BEGIN AVAILABLE RECORDS

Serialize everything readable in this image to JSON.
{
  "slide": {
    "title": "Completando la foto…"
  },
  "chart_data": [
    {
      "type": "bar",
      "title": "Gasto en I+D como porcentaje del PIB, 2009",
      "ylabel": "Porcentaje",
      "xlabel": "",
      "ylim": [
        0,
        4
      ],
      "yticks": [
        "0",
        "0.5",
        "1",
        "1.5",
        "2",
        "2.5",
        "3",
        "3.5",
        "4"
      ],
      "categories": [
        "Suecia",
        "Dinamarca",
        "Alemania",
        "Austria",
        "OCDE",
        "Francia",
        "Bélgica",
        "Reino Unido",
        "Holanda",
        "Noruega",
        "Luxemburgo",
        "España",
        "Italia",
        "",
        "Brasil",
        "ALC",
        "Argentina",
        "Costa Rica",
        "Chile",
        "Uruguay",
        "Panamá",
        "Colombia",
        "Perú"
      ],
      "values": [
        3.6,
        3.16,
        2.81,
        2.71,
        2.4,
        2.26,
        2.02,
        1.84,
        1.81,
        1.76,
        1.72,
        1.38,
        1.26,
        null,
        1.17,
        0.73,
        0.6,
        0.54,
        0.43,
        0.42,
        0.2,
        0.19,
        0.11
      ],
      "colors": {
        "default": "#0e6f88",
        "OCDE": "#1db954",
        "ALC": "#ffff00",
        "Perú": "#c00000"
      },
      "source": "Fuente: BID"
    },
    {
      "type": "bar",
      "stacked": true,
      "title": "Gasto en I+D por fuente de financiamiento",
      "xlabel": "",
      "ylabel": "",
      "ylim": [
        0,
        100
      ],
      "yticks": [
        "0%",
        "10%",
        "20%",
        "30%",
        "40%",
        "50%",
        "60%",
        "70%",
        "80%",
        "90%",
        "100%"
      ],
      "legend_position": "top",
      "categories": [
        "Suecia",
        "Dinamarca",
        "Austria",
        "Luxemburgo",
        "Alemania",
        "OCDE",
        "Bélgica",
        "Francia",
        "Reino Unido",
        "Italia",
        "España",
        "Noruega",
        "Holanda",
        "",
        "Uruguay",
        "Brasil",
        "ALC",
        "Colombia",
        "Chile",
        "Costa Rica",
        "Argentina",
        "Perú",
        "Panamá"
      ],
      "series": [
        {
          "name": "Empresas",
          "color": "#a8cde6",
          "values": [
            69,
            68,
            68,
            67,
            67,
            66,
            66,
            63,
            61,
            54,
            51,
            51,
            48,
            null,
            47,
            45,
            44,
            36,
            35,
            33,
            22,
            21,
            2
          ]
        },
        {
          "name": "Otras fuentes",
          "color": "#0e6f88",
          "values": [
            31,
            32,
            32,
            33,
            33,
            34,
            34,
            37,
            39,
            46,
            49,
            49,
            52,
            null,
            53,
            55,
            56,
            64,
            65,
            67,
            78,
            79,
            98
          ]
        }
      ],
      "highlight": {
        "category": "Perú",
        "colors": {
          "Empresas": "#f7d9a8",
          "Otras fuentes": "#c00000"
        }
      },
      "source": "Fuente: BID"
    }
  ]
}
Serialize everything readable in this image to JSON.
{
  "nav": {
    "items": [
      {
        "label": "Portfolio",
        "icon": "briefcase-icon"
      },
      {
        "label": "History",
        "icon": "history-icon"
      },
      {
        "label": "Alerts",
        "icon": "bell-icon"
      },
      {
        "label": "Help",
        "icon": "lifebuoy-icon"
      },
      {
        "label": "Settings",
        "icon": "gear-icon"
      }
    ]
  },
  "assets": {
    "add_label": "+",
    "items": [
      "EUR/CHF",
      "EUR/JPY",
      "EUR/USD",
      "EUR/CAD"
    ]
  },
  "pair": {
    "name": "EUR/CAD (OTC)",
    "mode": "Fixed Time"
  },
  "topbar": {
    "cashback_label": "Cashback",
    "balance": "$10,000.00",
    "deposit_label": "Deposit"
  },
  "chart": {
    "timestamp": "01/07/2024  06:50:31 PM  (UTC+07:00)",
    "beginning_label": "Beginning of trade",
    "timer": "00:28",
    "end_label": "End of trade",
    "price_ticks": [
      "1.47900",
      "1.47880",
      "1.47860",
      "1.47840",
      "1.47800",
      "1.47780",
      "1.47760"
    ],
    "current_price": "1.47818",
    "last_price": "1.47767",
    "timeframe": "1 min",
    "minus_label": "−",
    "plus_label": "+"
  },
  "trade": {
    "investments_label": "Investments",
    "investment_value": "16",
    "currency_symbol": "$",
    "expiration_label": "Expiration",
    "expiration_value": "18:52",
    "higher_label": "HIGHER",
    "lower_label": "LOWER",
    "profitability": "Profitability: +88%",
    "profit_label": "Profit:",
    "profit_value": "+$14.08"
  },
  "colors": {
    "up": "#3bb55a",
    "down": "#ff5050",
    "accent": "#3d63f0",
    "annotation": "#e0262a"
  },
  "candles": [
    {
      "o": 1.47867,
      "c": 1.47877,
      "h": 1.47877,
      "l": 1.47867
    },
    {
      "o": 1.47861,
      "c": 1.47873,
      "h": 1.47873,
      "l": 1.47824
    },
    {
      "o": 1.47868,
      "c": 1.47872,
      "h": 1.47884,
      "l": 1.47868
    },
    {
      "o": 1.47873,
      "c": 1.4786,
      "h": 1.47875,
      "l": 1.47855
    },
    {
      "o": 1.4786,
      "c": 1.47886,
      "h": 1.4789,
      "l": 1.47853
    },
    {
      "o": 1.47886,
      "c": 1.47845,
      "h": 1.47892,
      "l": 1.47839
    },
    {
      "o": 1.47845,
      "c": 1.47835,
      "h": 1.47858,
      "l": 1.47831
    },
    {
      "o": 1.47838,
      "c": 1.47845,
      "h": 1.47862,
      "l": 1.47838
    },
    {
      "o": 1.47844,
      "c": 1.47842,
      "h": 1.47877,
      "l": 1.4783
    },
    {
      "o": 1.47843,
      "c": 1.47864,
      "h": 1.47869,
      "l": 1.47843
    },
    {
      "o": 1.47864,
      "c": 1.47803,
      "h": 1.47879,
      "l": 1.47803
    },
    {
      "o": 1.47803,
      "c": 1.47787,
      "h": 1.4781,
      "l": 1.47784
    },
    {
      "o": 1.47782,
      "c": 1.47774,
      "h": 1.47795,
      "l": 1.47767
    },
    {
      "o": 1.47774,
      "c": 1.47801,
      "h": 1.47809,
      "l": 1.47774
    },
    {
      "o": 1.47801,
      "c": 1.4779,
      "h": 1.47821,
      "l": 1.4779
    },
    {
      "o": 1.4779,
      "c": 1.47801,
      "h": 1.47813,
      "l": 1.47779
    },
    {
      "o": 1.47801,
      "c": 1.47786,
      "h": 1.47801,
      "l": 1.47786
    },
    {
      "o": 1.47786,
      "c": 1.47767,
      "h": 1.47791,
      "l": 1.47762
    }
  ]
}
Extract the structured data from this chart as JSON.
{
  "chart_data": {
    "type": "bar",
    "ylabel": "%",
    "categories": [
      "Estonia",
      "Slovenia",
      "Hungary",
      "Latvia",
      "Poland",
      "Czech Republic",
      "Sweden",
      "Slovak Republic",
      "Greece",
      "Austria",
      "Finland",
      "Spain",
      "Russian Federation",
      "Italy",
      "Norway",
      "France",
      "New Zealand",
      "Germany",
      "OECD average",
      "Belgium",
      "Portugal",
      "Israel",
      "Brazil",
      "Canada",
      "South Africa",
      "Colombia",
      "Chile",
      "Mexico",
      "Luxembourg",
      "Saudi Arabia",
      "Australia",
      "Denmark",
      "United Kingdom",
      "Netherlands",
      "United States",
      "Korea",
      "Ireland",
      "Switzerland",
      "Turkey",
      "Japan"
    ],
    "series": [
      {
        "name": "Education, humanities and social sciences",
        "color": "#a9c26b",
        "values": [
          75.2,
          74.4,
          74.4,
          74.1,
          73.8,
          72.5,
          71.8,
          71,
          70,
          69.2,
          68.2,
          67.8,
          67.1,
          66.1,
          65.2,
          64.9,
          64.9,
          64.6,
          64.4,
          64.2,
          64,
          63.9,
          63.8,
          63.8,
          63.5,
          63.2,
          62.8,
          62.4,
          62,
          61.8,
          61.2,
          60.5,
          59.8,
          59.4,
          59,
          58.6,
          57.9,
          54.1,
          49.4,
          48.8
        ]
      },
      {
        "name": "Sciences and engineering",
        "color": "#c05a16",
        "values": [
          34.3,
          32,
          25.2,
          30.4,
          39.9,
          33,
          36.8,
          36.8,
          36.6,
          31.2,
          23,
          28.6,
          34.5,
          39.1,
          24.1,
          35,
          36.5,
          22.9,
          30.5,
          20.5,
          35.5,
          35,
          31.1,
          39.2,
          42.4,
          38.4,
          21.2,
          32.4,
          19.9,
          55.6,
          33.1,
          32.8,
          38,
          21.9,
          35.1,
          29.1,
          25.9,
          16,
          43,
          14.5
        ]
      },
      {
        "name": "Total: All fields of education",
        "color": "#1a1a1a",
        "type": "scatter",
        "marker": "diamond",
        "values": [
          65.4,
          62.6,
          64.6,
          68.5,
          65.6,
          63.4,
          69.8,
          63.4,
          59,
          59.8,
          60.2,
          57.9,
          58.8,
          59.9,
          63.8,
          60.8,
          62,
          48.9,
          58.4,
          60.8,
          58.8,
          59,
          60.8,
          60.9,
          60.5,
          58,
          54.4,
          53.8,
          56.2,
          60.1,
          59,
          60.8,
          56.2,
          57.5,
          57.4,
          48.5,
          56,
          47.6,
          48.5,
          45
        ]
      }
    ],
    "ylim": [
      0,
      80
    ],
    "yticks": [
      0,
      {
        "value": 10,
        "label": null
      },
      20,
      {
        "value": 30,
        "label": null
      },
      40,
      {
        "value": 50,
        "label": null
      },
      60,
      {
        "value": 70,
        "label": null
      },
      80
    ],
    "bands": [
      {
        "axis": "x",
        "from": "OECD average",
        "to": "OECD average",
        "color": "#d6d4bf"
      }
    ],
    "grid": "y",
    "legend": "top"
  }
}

END AVAILABLE RECORDS

▸ WHAT THIS TASK INVOLVES
Only the number is needed here: how many lines of the records contain "OECD"?

▸ RESULT OF THIS TASK
3